▶ [WORK INSTRUCTIONS]
Could you rewrite the listing from its first line through the line with "- file-list: 00", changing "back-button" to "return-button" and leaving everything else as is? Give back only those lines.

▶ [DATA ROWS]
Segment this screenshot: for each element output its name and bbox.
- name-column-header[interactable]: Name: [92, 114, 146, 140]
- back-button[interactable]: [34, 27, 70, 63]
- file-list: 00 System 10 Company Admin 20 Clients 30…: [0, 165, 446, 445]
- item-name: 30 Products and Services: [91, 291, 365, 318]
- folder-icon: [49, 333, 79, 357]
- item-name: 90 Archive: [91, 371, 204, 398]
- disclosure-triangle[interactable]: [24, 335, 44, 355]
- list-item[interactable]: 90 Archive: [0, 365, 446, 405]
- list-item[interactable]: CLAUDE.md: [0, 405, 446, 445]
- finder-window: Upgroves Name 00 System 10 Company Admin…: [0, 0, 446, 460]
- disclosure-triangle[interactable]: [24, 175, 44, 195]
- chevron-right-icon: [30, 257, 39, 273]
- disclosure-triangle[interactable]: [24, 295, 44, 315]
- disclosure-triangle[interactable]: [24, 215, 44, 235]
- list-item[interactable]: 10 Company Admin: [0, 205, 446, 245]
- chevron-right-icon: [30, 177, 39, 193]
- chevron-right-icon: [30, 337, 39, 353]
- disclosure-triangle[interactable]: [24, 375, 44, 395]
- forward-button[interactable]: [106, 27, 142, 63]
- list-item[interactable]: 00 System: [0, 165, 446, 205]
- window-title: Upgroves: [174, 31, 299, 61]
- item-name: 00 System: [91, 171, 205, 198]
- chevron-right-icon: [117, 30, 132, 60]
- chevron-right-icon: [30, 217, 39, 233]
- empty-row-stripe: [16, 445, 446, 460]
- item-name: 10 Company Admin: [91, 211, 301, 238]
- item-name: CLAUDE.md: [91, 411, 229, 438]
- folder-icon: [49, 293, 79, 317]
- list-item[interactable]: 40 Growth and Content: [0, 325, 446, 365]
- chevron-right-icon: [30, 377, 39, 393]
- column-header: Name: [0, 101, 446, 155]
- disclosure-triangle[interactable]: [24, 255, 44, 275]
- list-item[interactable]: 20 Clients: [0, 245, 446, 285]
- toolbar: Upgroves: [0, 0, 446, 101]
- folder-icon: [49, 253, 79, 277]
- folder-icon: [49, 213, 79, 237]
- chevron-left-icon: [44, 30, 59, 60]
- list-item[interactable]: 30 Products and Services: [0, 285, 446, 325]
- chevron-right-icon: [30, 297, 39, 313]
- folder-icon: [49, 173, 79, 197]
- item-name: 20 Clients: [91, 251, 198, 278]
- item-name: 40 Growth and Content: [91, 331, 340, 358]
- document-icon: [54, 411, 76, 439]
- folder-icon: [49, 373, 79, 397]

▶ [SOLUTION TO THIS TASK]
Segment this screenshot: for each element output its name and bbox.
- name-column-header[interactable]: Name: [92, 114, 146, 140]
- return-button[interactable]: [34, 27, 70, 63]
- file-list: 00 System 10 Company Admin 20 Clients 30…: [0, 165, 446, 445]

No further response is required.